- Exercise materials:
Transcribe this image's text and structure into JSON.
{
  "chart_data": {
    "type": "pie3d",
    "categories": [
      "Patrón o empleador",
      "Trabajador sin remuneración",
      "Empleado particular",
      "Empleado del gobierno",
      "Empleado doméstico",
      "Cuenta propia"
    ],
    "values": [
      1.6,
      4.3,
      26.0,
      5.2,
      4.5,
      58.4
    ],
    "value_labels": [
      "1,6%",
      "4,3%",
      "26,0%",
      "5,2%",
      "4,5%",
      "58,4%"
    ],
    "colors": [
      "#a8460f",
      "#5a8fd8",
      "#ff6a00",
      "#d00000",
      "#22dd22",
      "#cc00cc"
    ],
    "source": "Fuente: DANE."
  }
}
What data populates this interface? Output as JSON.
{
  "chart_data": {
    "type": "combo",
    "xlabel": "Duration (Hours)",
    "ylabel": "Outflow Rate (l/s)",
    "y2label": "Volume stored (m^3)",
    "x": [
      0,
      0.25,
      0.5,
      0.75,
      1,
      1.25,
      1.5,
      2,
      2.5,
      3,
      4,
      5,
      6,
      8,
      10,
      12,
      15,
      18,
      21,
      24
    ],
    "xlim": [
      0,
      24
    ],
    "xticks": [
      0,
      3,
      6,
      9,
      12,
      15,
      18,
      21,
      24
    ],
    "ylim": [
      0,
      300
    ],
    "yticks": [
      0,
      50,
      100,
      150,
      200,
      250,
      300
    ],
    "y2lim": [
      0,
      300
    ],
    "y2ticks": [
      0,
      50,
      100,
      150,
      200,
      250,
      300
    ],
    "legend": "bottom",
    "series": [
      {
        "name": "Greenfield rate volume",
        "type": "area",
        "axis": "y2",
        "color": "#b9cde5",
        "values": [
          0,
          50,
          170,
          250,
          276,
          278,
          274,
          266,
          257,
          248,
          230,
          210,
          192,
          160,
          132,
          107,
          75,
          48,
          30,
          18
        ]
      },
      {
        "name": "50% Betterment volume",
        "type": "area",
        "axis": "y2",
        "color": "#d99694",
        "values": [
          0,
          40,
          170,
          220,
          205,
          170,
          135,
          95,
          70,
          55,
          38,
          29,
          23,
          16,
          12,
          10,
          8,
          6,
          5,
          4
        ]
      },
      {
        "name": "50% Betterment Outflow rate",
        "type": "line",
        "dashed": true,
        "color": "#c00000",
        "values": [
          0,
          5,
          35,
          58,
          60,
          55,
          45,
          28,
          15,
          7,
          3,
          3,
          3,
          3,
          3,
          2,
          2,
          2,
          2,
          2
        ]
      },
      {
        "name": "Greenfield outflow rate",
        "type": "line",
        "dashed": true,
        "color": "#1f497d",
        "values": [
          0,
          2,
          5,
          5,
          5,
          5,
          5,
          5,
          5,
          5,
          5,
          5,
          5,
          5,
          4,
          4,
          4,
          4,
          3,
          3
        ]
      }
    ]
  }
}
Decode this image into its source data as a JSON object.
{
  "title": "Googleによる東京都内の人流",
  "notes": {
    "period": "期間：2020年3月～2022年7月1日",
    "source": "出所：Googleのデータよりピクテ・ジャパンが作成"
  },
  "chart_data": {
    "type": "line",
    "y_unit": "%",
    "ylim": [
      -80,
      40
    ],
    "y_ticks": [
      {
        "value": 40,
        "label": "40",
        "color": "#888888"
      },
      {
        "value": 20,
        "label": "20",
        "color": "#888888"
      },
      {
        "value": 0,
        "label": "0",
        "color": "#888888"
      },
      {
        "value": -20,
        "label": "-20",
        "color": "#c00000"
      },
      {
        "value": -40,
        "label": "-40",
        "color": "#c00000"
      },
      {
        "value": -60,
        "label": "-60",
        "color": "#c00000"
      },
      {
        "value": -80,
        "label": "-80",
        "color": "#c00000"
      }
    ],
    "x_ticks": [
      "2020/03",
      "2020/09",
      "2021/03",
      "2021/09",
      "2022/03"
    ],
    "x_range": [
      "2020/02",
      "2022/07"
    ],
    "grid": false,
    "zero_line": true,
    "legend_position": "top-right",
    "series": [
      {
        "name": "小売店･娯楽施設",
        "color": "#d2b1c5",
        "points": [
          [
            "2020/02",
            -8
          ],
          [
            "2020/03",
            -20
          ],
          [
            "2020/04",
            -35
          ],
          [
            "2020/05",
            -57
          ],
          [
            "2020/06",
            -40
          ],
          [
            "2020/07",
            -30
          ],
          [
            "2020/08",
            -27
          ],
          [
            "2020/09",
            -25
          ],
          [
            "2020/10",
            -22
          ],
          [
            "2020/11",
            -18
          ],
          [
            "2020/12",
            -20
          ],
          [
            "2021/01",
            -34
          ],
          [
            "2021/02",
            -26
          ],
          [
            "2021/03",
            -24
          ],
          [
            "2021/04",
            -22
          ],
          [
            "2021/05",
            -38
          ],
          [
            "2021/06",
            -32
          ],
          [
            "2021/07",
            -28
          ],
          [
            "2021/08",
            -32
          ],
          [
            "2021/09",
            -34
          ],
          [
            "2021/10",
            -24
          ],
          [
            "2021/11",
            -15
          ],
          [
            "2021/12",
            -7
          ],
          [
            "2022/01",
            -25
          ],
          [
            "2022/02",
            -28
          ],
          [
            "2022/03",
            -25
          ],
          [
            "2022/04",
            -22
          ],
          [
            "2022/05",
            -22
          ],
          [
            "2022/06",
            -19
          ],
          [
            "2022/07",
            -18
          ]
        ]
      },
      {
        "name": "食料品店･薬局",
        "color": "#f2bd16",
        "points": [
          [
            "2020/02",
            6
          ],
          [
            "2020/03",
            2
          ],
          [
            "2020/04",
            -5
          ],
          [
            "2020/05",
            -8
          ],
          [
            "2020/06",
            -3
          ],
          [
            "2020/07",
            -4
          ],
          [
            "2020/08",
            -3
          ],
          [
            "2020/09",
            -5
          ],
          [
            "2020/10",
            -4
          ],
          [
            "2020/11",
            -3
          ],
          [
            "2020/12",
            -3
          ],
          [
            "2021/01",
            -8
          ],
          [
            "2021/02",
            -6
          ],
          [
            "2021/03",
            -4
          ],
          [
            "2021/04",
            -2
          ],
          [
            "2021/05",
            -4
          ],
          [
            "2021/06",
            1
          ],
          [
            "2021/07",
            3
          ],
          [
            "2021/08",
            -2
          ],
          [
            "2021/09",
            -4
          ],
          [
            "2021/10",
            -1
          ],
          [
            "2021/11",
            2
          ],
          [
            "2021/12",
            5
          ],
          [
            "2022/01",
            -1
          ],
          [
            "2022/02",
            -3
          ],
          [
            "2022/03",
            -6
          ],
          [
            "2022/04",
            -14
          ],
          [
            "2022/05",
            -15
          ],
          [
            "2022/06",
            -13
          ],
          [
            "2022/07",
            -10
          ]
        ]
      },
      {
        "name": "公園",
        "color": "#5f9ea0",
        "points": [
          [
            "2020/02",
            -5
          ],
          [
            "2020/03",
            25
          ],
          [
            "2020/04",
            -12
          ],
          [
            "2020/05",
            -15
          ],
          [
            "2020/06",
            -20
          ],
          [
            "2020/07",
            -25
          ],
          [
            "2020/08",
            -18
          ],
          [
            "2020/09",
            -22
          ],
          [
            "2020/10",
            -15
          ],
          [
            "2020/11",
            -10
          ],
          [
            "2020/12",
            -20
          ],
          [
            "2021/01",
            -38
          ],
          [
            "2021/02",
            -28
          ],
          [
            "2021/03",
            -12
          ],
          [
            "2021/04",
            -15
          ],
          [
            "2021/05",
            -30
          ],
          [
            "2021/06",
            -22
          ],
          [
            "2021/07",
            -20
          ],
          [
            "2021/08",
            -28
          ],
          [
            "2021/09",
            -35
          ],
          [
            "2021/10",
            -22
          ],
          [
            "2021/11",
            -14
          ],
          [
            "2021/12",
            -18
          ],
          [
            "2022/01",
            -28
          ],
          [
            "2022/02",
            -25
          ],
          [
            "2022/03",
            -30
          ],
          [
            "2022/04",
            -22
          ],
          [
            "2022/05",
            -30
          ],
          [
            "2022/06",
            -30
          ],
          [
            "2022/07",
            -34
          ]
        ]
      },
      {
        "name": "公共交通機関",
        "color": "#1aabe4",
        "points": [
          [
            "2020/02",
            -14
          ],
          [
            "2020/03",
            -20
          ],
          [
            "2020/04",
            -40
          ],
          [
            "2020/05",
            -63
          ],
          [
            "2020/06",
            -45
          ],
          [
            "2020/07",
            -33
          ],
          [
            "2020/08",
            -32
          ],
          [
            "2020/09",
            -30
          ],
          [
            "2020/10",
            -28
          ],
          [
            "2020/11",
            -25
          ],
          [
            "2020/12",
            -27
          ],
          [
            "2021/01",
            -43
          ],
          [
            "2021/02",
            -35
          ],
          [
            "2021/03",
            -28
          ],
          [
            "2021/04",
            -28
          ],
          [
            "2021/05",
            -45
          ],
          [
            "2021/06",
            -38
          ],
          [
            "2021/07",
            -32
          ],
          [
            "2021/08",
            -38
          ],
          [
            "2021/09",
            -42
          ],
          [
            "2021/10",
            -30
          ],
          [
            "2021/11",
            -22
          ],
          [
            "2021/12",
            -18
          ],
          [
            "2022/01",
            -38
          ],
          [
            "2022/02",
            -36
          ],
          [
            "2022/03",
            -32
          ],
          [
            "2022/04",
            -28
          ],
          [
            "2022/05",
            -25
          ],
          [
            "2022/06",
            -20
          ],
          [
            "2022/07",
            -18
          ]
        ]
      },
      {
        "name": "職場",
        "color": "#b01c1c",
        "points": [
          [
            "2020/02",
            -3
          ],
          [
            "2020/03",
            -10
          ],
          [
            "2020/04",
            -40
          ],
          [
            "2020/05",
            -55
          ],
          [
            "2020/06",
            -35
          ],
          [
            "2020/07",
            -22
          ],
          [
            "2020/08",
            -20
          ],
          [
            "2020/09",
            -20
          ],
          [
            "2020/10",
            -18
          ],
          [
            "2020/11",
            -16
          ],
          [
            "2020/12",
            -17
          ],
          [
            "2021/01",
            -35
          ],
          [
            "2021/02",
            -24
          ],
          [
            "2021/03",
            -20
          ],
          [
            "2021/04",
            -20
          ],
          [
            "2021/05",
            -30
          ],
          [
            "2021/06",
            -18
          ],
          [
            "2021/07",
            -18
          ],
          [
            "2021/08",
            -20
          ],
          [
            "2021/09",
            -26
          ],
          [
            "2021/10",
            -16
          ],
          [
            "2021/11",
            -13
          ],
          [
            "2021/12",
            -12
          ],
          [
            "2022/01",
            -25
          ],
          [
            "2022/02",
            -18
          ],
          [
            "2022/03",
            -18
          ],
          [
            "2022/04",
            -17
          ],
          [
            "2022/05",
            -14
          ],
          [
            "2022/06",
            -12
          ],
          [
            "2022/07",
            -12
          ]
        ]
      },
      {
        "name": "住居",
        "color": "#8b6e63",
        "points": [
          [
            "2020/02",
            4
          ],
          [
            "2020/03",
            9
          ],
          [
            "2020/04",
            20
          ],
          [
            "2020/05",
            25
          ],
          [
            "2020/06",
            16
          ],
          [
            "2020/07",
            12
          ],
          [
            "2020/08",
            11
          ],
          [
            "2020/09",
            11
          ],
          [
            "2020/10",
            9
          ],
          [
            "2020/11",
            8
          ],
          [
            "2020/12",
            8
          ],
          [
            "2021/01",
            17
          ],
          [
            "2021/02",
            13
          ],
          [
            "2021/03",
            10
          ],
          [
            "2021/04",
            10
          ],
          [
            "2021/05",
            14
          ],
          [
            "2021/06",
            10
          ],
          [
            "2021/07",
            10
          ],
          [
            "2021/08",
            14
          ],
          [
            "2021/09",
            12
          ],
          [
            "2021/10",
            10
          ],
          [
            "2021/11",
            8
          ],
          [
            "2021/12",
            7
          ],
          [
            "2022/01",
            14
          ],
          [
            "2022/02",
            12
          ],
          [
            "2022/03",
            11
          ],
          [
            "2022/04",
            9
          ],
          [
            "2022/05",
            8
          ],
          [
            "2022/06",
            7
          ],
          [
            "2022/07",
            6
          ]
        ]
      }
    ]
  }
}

- Set problem: Above are entries; state the number of lines among them that contain "Greenfield", and nothing else.

- Response: 2